# [Objective]
Scan the records below for the word "selected" and give only the number of lines that hold it.

# [Extracted information]
^^^^

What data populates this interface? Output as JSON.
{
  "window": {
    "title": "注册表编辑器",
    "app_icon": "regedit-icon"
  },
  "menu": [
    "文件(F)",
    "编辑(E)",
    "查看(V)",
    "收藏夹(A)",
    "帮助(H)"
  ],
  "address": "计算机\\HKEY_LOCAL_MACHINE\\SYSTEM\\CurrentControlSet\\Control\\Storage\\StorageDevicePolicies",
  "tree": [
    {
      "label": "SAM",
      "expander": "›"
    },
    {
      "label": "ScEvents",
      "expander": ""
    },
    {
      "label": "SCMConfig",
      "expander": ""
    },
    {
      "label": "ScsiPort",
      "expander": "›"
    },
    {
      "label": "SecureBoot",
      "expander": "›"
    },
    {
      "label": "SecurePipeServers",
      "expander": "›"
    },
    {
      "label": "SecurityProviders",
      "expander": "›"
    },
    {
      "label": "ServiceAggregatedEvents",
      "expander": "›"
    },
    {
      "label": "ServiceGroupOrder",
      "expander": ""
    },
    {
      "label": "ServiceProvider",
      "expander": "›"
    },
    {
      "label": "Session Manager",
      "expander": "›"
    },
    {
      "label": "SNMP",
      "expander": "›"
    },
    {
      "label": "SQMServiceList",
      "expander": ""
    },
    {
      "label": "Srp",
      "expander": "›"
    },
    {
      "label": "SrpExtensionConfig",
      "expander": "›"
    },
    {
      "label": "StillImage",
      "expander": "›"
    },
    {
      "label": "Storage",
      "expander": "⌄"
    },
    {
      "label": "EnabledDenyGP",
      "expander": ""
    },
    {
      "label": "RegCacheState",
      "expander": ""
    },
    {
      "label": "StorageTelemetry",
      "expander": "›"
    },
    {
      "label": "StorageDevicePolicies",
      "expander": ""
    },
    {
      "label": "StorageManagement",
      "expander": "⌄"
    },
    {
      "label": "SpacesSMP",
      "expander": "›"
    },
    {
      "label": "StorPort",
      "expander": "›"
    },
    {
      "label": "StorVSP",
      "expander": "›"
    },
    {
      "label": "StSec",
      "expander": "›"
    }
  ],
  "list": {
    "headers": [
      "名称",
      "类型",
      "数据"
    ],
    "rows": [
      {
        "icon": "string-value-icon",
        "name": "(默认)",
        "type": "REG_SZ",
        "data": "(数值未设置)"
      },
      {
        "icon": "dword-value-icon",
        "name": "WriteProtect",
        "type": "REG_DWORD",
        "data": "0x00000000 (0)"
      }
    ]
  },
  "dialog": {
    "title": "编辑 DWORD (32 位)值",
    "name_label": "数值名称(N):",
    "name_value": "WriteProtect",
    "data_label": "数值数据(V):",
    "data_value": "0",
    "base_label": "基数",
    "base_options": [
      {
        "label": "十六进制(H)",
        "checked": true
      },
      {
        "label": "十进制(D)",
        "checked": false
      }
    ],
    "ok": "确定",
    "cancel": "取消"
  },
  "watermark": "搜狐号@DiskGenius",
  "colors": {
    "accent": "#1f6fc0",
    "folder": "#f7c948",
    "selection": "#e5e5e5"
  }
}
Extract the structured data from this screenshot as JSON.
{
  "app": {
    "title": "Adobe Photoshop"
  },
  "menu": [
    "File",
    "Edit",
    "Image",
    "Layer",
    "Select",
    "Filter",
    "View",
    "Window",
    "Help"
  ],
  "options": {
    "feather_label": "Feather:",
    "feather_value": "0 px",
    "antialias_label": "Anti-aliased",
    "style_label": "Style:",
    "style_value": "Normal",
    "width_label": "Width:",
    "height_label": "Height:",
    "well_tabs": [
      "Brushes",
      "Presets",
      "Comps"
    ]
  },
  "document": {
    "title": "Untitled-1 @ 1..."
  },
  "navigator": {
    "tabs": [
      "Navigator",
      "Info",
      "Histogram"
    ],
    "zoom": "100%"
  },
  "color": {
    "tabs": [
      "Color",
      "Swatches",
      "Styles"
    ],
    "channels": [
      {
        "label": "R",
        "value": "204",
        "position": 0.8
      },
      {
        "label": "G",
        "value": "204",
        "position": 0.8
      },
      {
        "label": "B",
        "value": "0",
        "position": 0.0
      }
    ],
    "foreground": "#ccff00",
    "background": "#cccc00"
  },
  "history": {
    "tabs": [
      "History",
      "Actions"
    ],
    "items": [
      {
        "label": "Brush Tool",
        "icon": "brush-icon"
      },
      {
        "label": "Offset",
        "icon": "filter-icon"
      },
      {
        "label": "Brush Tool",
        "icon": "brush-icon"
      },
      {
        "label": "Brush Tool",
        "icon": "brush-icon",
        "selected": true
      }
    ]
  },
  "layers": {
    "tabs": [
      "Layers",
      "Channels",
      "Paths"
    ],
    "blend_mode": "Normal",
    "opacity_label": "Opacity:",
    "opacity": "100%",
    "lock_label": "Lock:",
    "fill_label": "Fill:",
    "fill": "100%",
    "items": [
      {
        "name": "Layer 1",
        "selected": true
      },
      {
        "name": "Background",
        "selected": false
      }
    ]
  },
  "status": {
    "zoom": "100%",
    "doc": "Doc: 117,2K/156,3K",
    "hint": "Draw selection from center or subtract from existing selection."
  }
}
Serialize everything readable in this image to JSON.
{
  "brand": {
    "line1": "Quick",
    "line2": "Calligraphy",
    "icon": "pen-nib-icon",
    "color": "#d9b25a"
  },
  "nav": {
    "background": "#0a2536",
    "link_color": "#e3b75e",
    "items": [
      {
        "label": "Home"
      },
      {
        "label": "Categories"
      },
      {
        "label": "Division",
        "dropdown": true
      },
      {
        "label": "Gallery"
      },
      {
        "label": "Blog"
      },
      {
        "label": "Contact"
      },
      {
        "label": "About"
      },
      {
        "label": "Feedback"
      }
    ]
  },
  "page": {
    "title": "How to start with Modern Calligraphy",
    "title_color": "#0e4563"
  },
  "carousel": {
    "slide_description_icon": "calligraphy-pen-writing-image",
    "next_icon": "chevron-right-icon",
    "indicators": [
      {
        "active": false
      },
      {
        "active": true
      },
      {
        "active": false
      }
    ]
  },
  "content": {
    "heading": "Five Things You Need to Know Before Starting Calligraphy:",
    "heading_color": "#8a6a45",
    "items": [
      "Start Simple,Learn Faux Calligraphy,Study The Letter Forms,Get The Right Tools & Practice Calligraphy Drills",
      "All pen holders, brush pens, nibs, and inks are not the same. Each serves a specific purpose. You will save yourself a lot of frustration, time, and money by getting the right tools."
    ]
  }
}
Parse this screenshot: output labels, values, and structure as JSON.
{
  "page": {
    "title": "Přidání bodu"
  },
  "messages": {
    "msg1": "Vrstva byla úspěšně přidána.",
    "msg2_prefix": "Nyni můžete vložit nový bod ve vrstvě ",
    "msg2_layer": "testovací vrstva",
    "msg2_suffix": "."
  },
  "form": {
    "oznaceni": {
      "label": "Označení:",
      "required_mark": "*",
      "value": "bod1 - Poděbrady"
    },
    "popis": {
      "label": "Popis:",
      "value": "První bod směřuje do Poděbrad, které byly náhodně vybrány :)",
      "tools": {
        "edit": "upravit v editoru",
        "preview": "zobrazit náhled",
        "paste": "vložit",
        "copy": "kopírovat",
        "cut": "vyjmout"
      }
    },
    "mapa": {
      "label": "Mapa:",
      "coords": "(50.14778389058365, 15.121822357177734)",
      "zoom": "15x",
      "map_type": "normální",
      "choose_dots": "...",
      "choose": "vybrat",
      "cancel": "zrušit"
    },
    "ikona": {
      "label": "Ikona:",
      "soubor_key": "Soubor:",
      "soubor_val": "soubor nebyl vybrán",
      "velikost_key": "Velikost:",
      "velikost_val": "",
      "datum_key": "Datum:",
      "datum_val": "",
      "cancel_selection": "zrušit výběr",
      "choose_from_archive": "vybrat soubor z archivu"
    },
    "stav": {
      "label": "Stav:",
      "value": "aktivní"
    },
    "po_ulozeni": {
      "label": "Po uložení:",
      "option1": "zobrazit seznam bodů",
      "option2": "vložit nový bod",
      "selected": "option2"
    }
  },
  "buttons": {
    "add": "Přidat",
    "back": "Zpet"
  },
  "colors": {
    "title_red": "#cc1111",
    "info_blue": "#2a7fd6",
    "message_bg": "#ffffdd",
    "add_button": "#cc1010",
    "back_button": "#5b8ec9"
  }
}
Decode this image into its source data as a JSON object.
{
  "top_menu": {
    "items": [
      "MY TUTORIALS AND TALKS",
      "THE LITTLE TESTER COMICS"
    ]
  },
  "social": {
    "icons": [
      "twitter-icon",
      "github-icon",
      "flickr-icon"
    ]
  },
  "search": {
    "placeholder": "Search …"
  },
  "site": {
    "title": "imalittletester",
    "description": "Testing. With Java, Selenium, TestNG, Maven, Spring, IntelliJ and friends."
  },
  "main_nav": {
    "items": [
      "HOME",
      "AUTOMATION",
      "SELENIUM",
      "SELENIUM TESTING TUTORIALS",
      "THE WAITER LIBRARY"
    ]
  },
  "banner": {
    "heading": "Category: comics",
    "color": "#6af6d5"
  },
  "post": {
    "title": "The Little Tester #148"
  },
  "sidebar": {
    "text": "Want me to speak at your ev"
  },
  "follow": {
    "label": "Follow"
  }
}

^^^^

# [The answer]
4